— What needs to be done —
Reply only with how many lines contain the word "this".

— Data supplied —
[START]
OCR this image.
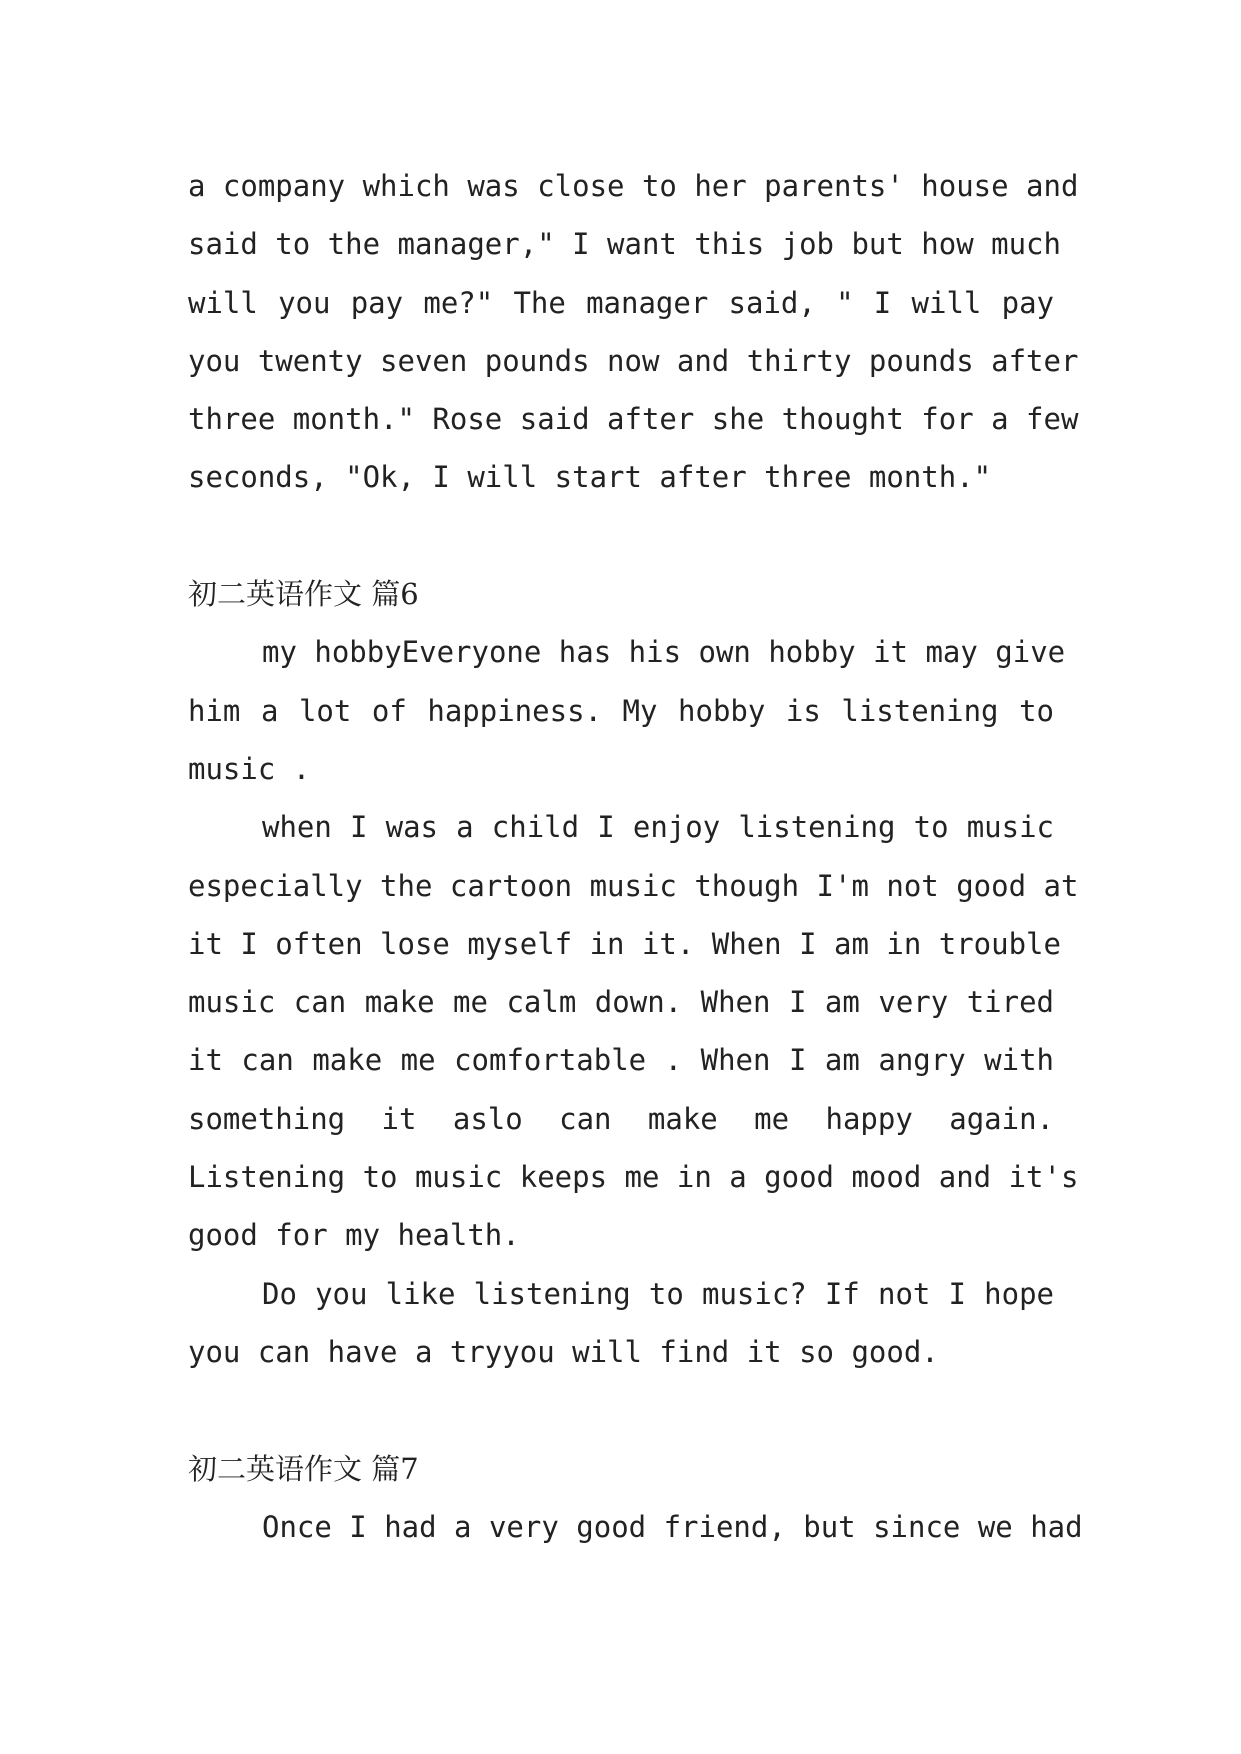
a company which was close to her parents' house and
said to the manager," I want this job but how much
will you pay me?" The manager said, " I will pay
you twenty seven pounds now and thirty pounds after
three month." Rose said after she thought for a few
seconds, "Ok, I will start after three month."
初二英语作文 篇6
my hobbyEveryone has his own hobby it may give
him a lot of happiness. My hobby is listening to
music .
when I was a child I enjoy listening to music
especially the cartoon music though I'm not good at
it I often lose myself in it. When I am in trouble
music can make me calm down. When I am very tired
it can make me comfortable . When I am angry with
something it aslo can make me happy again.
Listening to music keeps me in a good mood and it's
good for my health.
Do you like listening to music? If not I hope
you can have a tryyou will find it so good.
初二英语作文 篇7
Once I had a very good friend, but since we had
[END]
[START]
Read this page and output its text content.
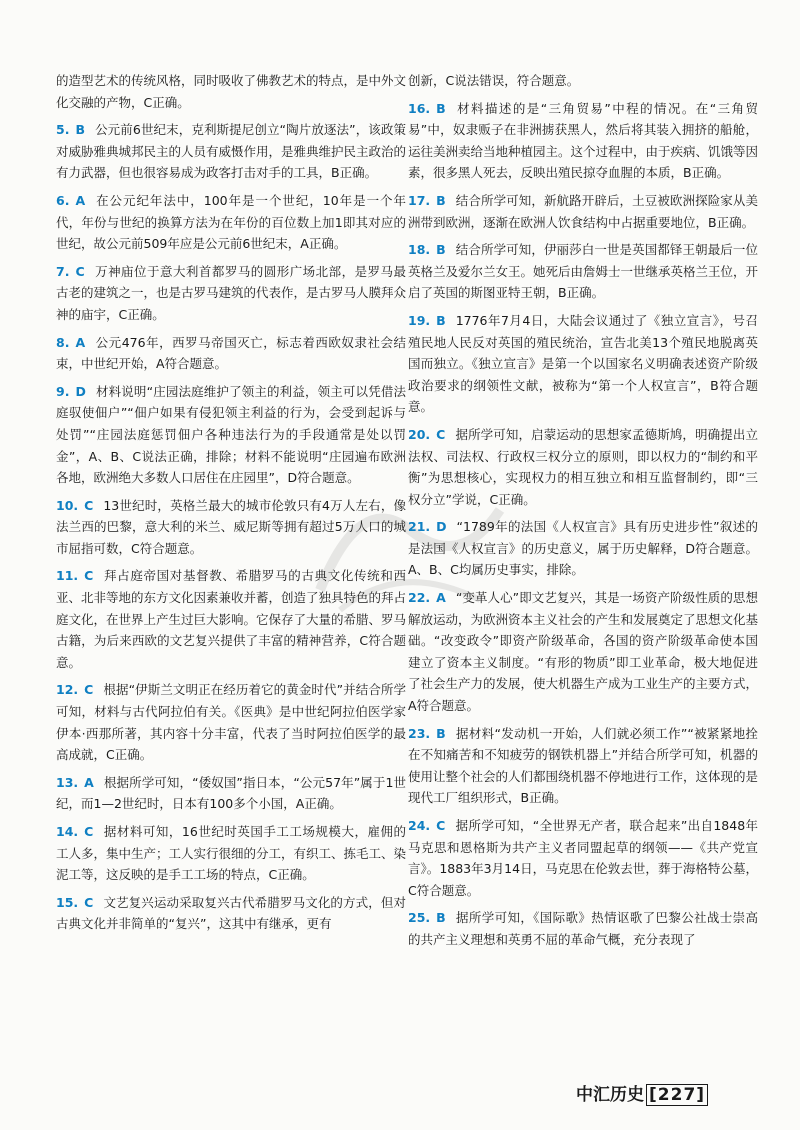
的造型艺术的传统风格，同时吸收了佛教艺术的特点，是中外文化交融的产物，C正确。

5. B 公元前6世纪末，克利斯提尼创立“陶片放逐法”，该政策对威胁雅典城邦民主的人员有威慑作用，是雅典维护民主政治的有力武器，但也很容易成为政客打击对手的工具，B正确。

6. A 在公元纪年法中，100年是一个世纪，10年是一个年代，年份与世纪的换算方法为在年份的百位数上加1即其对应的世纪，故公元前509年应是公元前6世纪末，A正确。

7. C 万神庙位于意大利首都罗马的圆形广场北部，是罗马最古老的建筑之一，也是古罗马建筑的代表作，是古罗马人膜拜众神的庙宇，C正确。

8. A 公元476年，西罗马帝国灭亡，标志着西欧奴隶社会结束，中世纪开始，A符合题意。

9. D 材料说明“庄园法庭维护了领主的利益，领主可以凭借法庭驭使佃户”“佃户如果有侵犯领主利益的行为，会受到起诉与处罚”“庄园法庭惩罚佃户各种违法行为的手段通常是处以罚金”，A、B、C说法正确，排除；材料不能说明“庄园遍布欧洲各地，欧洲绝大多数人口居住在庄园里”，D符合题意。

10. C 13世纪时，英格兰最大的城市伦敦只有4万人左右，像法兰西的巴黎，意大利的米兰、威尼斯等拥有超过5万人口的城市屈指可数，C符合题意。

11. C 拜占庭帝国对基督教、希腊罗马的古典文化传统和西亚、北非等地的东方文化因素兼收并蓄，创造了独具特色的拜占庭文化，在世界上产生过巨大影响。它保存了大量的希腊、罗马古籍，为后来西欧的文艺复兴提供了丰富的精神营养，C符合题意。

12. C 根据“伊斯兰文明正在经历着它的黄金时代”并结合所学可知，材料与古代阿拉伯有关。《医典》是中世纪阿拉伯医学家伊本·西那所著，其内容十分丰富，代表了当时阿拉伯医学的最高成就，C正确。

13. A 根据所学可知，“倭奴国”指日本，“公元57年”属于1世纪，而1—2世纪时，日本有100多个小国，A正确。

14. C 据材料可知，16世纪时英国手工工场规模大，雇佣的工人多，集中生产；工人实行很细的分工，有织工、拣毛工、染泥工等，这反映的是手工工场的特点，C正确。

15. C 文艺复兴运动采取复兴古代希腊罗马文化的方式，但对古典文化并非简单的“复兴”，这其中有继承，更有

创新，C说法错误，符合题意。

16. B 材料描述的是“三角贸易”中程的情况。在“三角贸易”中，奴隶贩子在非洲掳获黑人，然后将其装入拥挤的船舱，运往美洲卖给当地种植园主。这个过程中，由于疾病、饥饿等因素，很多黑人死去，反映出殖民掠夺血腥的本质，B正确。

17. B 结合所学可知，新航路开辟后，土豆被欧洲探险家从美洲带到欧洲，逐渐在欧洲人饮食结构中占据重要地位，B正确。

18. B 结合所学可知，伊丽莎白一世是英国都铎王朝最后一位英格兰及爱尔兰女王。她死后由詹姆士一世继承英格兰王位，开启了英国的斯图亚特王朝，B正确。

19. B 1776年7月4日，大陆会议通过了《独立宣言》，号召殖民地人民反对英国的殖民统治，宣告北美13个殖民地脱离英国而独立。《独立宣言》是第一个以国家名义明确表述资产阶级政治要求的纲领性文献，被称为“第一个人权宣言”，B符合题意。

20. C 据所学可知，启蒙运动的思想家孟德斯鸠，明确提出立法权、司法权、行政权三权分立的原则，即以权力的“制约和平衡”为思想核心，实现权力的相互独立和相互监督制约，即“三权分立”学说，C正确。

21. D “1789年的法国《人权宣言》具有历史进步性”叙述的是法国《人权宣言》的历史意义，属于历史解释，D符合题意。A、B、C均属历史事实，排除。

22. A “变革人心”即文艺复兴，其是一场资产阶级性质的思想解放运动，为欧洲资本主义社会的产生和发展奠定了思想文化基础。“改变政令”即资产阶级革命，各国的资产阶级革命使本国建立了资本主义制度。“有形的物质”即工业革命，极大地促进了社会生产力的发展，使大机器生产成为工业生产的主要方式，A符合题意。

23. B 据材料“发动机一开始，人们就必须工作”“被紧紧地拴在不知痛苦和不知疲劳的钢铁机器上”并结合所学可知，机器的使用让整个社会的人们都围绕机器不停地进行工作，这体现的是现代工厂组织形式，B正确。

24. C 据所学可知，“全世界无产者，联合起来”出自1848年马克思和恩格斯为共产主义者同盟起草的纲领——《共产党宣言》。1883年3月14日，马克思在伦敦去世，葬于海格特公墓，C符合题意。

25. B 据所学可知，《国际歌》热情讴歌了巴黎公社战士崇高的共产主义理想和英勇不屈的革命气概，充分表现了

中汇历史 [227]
[END]
[START]
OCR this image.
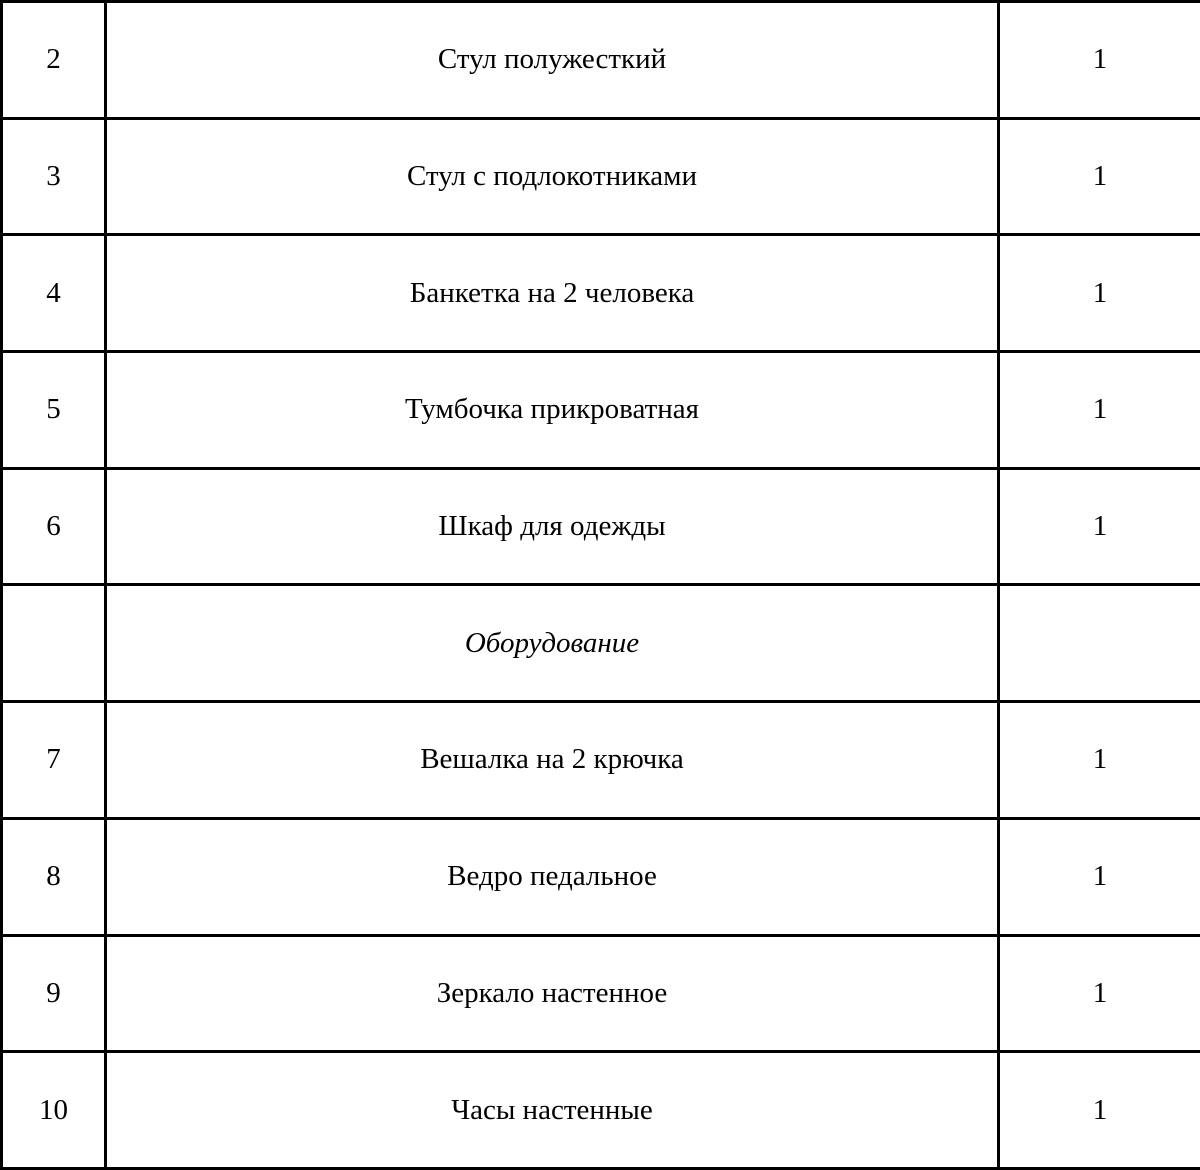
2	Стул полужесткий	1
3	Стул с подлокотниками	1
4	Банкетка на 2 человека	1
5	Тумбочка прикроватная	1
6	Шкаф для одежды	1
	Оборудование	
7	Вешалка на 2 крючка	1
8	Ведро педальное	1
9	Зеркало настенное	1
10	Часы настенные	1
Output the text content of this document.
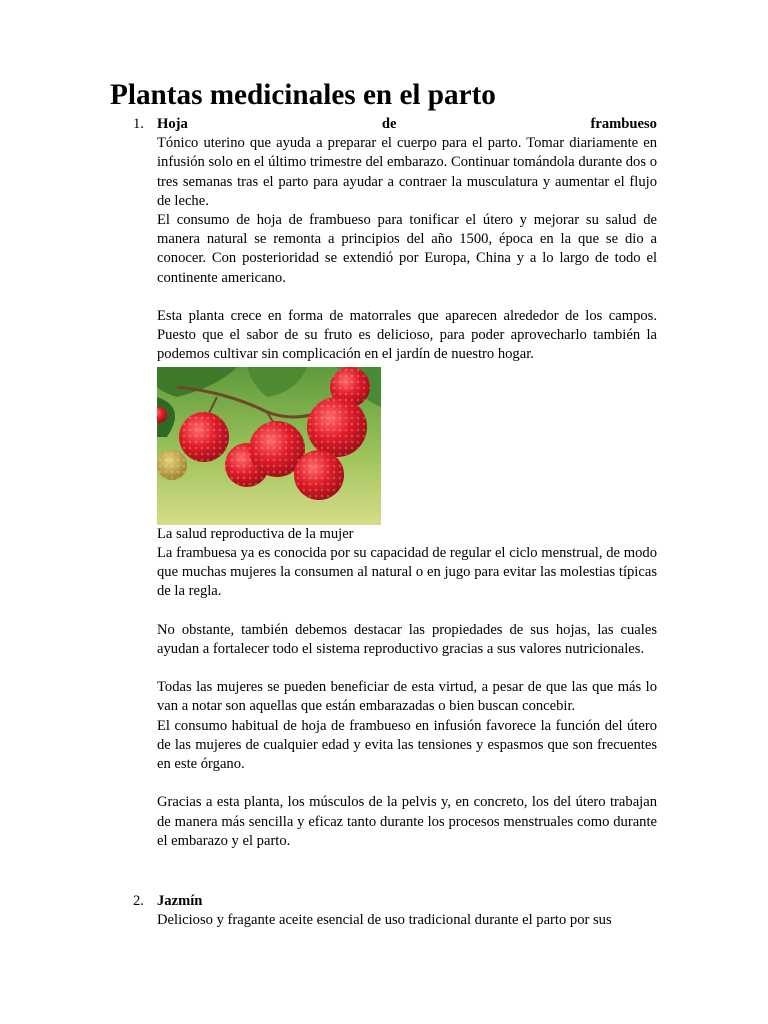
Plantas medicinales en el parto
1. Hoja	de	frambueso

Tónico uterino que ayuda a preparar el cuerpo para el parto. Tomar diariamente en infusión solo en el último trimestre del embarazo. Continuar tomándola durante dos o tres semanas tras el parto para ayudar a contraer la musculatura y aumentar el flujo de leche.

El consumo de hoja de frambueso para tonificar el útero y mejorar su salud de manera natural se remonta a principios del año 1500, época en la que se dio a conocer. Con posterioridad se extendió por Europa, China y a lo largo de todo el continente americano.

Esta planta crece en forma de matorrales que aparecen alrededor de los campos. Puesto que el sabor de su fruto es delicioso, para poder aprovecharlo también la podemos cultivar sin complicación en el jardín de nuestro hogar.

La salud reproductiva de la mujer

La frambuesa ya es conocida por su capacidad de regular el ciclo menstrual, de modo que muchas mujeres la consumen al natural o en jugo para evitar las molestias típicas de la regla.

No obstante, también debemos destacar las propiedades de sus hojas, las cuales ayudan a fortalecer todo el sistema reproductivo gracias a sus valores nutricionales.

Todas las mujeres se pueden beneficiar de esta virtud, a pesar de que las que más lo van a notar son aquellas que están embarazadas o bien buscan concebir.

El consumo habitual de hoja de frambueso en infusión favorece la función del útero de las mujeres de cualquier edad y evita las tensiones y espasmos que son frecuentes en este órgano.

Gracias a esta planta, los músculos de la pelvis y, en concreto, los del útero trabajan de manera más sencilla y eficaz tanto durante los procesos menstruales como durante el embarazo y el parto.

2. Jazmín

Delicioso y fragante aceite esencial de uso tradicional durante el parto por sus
[END]
— Response —
5